**What is being asked**
Exactly repeat the material, dropping only the pictures.

**Data shown**
==========

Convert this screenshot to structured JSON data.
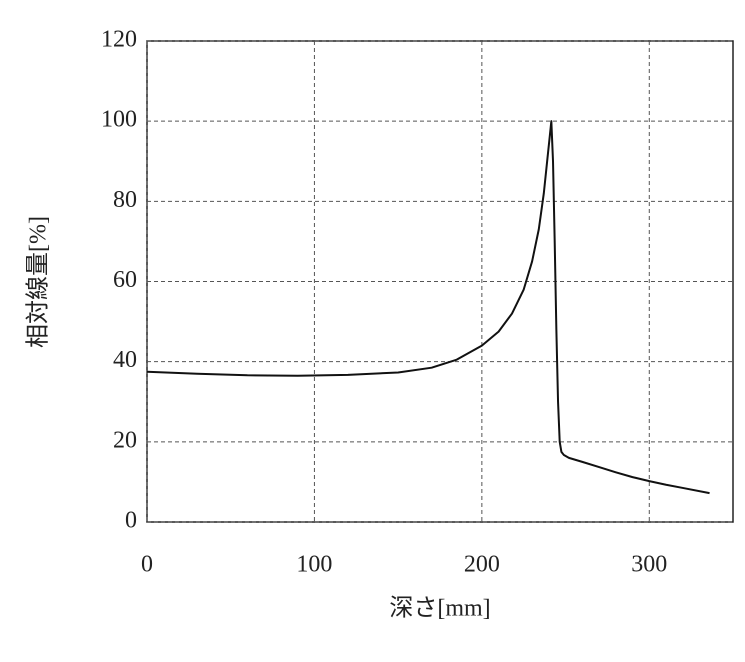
{
  "chart_data": {
    "type": "line",
    "x_label": "深さ[mm]",
    "y_label": "相対線量[%]",
    "x": [
      0,
      30,
      60,
      90,
      120,
      150,
      170,
      185,
      200,
      210,
      218,
      225,
      230,
      234,
      237,
      239,
      240.5,
      241.5,
      242.5,
      243.5,
      244.5,
      245.5,
      246.5,
      247.5,
      249,
      252,
      260,
      270,
      280,
      290,
      300,
      310,
      320,
      336
    ],
    "values": [
      37.5,
      37,
      36.6,
      36.5,
      36.7,
      37.3,
      38.5,
      40.5,
      44,
      47.5,
      52,
      58,
      65,
      73,
      82,
      90,
      96,
      100,
      90,
      70,
      48,
      30,
      20,
      17.5,
      16.7,
      16,
      15,
      13.7,
      12.4,
      11.2,
      10.2,
      9.3,
      8.5,
      7.2
    ],
    "color": "#111111",
    "xlim": [
      0,
      350
    ],
    "ylim": [
      0,
      120
    ],
    "xticks": [
      0,
      100,
      200,
      300
    ],
    "yticks": [
      0,
      20,
      40,
      60,
      80,
      100,
      120
    ],
    "grid": true
  }
}
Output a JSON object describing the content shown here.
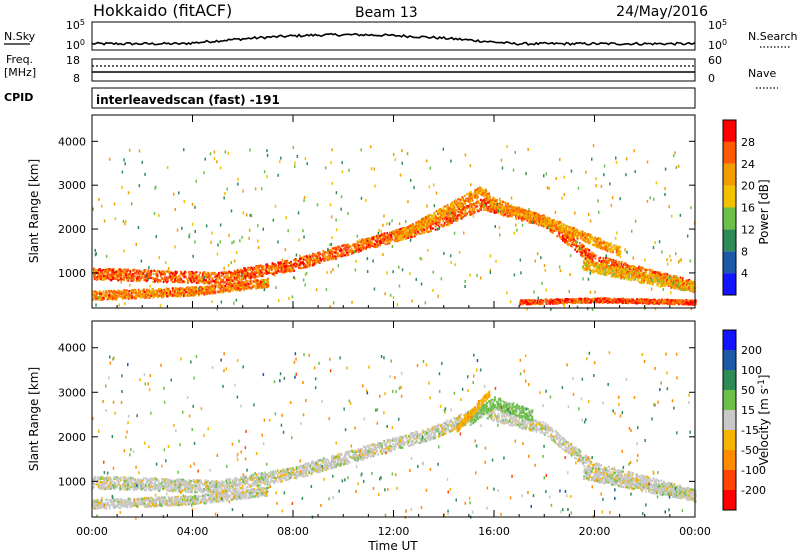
{
  "header": {
    "title": "Hokkaido (fitACF)",
    "beam": "Beam 13",
    "date": "24/May/2016"
  },
  "side_labels": {
    "nsky": "N.Sky",
    "nsearch": "N.Search",
    "freq": "Freq.",
    "freq_unit": "[MHz]",
    "cpid": "CPID",
    "nave": "Nave"
  },
  "aux_ticks": {
    "nsky_left": [
      "10^5",
      "10^0"
    ],
    "nsky_right": [
      "10^5",
      "10^0"
    ],
    "freq_left": [
      "18",
      "8"
    ],
    "freq_right": [
      "60",
      "0"
    ]
  },
  "cpid_text": "interleavedscan (fast) -191",
  "colors": {
    "power": [
      "#1414ff",
      "#1c5aa8",
      "#2e8b57",
      "#6cc04a",
      "#f2c200",
      "#f39c00",
      "#ff5a00",
      "#ff0000"
    ],
    "velocity": [
      "#1414ff",
      "#1c5aa8",
      "#2e8b57",
      "#6cc04a",
      "#c8c8c8",
      "#f4b400",
      "#ff8c00",
      "#ff4500",
      "#ff0000"
    ]
  },
  "chart_data": [
    {
      "type": "heatmap",
      "panel": "power",
      "xlabel": "",
      "ylabel": "Slant Range [km]",
      "xlim": [
        "00:00",
        "24:00"
      ],
      "ylim": [
        200,
        4600
      ],
      "yticks": [
        "1000",
        "2000",
        "3000",
        "4000"
      ],
      "colorbar": {
        "label": "Power [dB]",
        "ticks": [
          "4",
          "8",
          "12",
          "16",
          "20",
          "24",
          "28"
        ],
        "range": [
          0,
          32
        ]
      },
      "bands": [
        {
          "t": [
            0,
            5,
            8,
            11,
            13.5,
            15.5,
            18,
            20,
            24
          ],
          "r": [
            1000,
            900,
            1200,
            1700,
            2100,
            2600,
            2200,
            1300,
            700
          ],
          "w": 260,
          "level": 26
        },
        {
          "t": [
            0,
            4,
            7
          ],
          "r": [
            500,
            600,
            800
          ],
          "w": 200,
          "level": 24
        },
        {
          "t": [
            12,
            15.5,
            16,
            18.5,
            21
          ],
          "r": [
            1800,
            2900,
            2600,
            2100,
            1500
          ],
          "w": 220,
          "level": 22
        },
        {
          "t": [
            19.5,
            22,
            24
          ],
          "r": [
            1200,
            900,
            700
          ],
          "w": 240,
          "level": 20
        },
        {
          "t": [
            17,
            20,
            24
          ],
          "r": [
            350,
            400,
            350
          ],
          "w": 100,
          "level": 27
        }
      ]
    },
    {
      "type": "heatmap",
      "panel": "velocity",
      "xlabel": "Time UT",
      "ylabel": "Slant Range [km]",
      "xlim": [
        "00:00",
        "24:00"
      ],
      "ylim": [
        200,
        4600
      ],
      "xticks": [
        "00:00",
        "04:00",
        "08:00",
        "12:00",
        "16:00",
        "20:00",
        "00:00"
      ],
      "yticks": [
        "1000",
        "2000",
        "3000",
        "4000"
      ],
      "colorbar": {
        "label": "Velocity [m s-1]",
        "ticks": [
          "200",
          "100",
          "50",
          "15",
          "-15",
          "-50",
          "-100",
          "-200"
        ],
        "range": [
          -250,
          250
        ]
      },
      "bands": [
        {
          "t": [
            0,
            5,
            8,
            11,
            13.5,
            15.5,
            18,
            20,
            24
          ],
          "r": [
            1000,
            900,
            1200,
            1700,
            2100,
            2600,
            2200,
            1300,
            700
          ],
          "w": 280,
          "level": 0
        },
        {
          "t": [
            0,
            4,
            7
          ],
          "r": [
            500,
            600,
            800
          ],
          "w": 200,
          "level": 0
        },
        {
          "t": [
            15,
            16,
            17.5
          ],
          "r": [
            2400,
            2800,
            2500
          ],
          "w": 250,
          "level": 30
        },
        {
          "t": [
            14.5,
            15.8
          ],
          "r": [
            2200,
            3000
          ],
          "w": 150,
          "level": -40
        },
        {
          "t": [
            19.5,
            22,
            24
          ],
          "r": [
            1200,
            900,
            700
          ],
          "w": 240,
          "level": 0
        }
      ]
    }
  ]
}
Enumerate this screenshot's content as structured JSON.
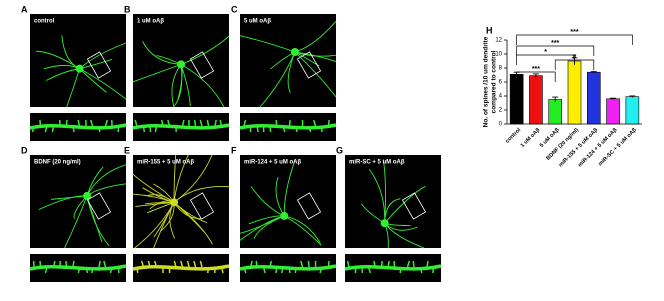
{
  "panels": [
    {
      "letter": "A",
      "label": "control"
    },
    {
      "letter": "B",
      "label": "1 uM oAβ"
    },
    {
      "letter": "C",
      "label": "5 uM oAβ"
    },
    {
      "letter": "D",
      "label": "BDNF (20 ng/ml)"
    },
    {
      "letter": "E",
      "label": "miR-155 + 5 uM oAβ"
    },
    {
      "letter": "F",
      "label": "miR-124 + 5 uM oAβ"
    },
    {
      "letter": "G",
      "label": "miR-SC + 5 uM oAβ"
    }
  ],
  "chart_data": {
    "type": "bar",
    "title": "H",
    "ylabel": [
      "No. of spines /10 um dendrite",
      "compared to control"
    ],
    "categories": [
      "control",
      "1 uM oAβ",
      "5 uM oAβ",
      "BDNF (20 ng/ml)",
      "miR-155 + 5 uM oAβ",
      "miR-124 + 5 uM oAβ",
      "miR-SC + 5 uM oAβ"
    ],
    "values": [
      7.1,
      6.9,
      3.5,
      9.0,
      7.4,
      3.6,
      3.9
    ],
    "errors": [
      0.3,
      0.25,
      0.35,
      0.45,
      0.12,
      0.1,
      0.12
    ],
    "colors": [
      "#000000",
      "#ee1111",
      "#22ee22",
      "#ffee00",
      "#2233dd",
      "#ee22ee",
      "#22eeee"
    ],
    "ylim": [
      0,
      12
    ],
    "yticks": [
      0,
      2,
      4,
      6,
      8,
      10,
      12
    ],
    "annotations": [
      "***",
      "*",
      "***",
      "#",
      "***"
    ]
  }
}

==========

**Worked answer**
Convert this screenshot to structured JSON data.
{
  "chart_data": {
    "type": "line",
    "x_label": "深さ[mm]",
    "y_label": "相対線量[%]",
    "x": [
      0,
      30,
      60,
      90,
      120,
      150,
      170,
      185,
      200,
      210,
      218,
      225,
      230,
      234,
      237,
      239,
      240.5,
      241.5,
      242.5,
      243.5,
      244.5,
      245.5,
      246.5,
      247.5,
      249,
      252,
      260,
      270,
      280,
      290,
      300,
      310,
      320,
      336
    ],
    "values": [
      37.5,
      37,
      36.6,
      36.5,
      36.7,
      37.3,
      38.5,
      40.5,
      44,
      47.5,
      52,
      58,
      65,
      73,
      82,
      90,
      96,
      100,
      90,
      70,
      48,
      30,
      20,
      17.5,
      16.7,
      16,
      15,
      13.7,
      12.4,
      11.2,
      10.2,
      9.3,
      8.5,
      7.2
    ],
    "color": "#111111",
    "xlim": [
      0,
      350
    ],
    "ylim": [
      0,
      120
    ],
    "xticks": [
      0,
      100,
      200,
      300
    ],
    "yticks": [
      0,
      20,
      40,
      60,
      80,
      100,
      120
    ],
    "grid": true
  }
}
Output a JSON object describing the content shown here.
{
  "header": {
    "title": "Hokkaido (fitACF)",
    "beam": "Beam 13",
    "date": "24/May/2016"
  },
  "side_labels": {
    "nsky": "N.Sky",
    "nsearch": "N.Search",
    "freq": "Freq.",
    "freq_unit": "[MHz]",
    "cpid": "CPID",
    "nave": "Nave"
  },
  "aux_ticks": {
    "nsky_left": [
      "10^5",
      "10^0"
    ],
    "nsky_right": [
      "10^5",
      "10^0"
    ],
    "freq_left": [
      "18",
      "8"
    ],
    "freq_right": [
      "60",
      "0"
    ]
  },
  "cpid_text": "interleavedscan (fast) -191",
  "colors": {
    "power": [
      "#1414ff",
      "#1c5aa8",
      "#2e8b57",
      "#6cc04a",
      "#f2c200",
      "#f39c00",
      "#ff5a00",
      "#ff0000"
    ],
    "velocity": [
      "#1414ff",
      "#1c5aa8",
      "#2e8b57",
      "#6cc04a",
      "#c8c8c8",
      "#f4b400",
      "#ff8c00",
      "#ff4500",
      "#ff0000"
    ]
  },
  "chart_data": [
    {
      "type": "heatmap",
      "panel": "power",
      "xlabel": "",
      "ylabel": "Slant Range [km]",
      "xlim": [
        "00:00",
        "24:00"
      ],
      "ylim": [
        200,
        4600
      ],
      "yticks": [
        "1000",
        "2000",
        "3000",
        "4000"
      ],
      "colorbar": {
        "label": "Power [dB]",
        "ticks": [
          "4",
          "8",
          "12",
          "16",
          "20",
          "24",
          "28"
        ],
        "range": [
          0,
          32
        ]
      },
      "bands": [
        {
          "t": [
            0,
            5,
            8,
            11,
            13.5,
            15.5,
            18,
            20,
            24
          ],
          "r": [
            1000,
            900,
            1200,
            1700,
            2100,
            2600,
            2200,
            1300,
            700
          ],
          "w": 260,
          "level": 26
        },
        {
          "t": [
            0,
            4,
            7
          ],
          "r": [
            500,
            600,
            800
          ],
          "w": 200,
          "level": 24
        },
        {
          "t": [
            12,
            15.5,
            16,
            18.5,
            21
          ],
          "r": [
            1800,
            2900,
            2600,
            2100,
            1500
          ],
          "w": 220,
          "level": 22
        },
        {
          "t": [
            19.5,
            22,
            24
          ],
          "r": [
            1200,
            900,
            700
          ],
          "w": 240,
          "level": 20
        },
        {
          "t": [
            17,
            20,
            24
          ],
          "r": [
            350,
            400,
            350
          ],
          "w": 100,
          "level": 27
        }
      ]
    },
    {
      "type": "heatmap",
      "panel": "velocity",
      "xlabel": "Time UT",
      "ylabel": "Slant Range [km]",
      "xlim": [
        "00:00",
        "24:00"
      ],
      "ylim": [
        200,
        4600
      ],
      "xticks": [
        "00:00",
        "04:00",
        "08:00",
        "12:00",
        "16:00",
        "20:00",
        "00:00"
      ],
      "yticks": [
        "1000",
        "2000",
        "3000",
        "4000"
      ],
      "colorbar": {
        "label": "Velocity [m s-1]",
        "ticks": [
          "200",
          "100",
          "50",
          "15",
          "-15",
          "-50",
          "-100",
          "-200"
        ],
        "range": [
          -250,
          250
        ]
      },
      "bands": [
        {
          "t": [
            0,
            5,
            8,
            11,
            13.5,
            15.5,
            18,
            20,
            24
          ],
          "r": [
            1000,
            900,
            1200,
            1700,
            2100,
            2600,
            2200,
            1300,
            700
          ],
          "w": 280,
          "level": 0
        },
        {
          "t": [
            0,
            4,
            7
          ],
          "r": [
            500,
            600,
            800
          ],
          "w": 200,
          "level": 0
        },
        {
          "t": [
            15,
            16,
            17.5
          ],
          "r": [
            2400,
            2800,
            2500
          ],
          "w": 250,
          "level": 30
        },
        {
          "t": [
            14.5,
            15.8
          ],
          "r": [
            2200,
            3000
          ],
          "w": 150,
          "level": -40
        },
        {
          "t": [
            19.5,
            22,
            24
          ],
          "r": [
            1200,
            900,
            700
          ],
          "w": 240,
          "level": 0
        }
      ]
    }
  ]
}
Enumerate this screenshot's content as structured JSON.
{
  "panels": [
    {
      "letter": "A",
      "label": "control"
    },
    {
      "letter": "B",
      "label": "1 uM oAβ"
    },
    {
      "letter": "C",
      "label": "5 uM oAβ"
    },
    {
      "letter": "D",
      "label": "BDNF (20 ng/ml)"
    },
    {
      "letter": "E",
      "label": "miR-155 + 5 uM oAβ"
    },
    {
      "letter": "F",
      "label": "miR-124 + 5 uM oAβ"
    },
    {
      "letter": "G",
      "label": "miR-SC + 5 uM oAβ"
    }
  ],
  "chart_data": {
    "type": "bar",
    "title": "H",
    "ylabel": [
      "No. of spines /10 um dendrite",
      "compared to control"
    ],
    "categories": [
      "control",
      "1 uM oAβ",
      "5 uM oAβ",
      "BDNF (20 ng/ml)",
      "miR-155 + 5 uM oAβ",
      "miR-124 + 5 uM oAβ",
      "miR-SC + 5 uM oAβ"
    ],
    "values": [
      7.1,
      6.9,
      3.5,
      9.0,
      7.4,
      3.6,
      3.9
    ],
    "errors": [
      0.3,
      0.25,
      0.35,
      0.45,
      0.12,
      0.1,
      0.12
    ],
    "colors": [
      "#000000",
      "#ee1111",
      "#22ee22",
      "#ffee00",
      "#2233dd",
      "#ee22ee",
      "#22eeee"
    ],
    "ylim": [
      0,
      12
    ],
    "yticks": [
      0,
      2,
      4,
      6,
      8,
      10,
      12
    ],
    "annotations": [
      "***",
      "*",
      "***",
      "#",
      "***"
    ]
  }
}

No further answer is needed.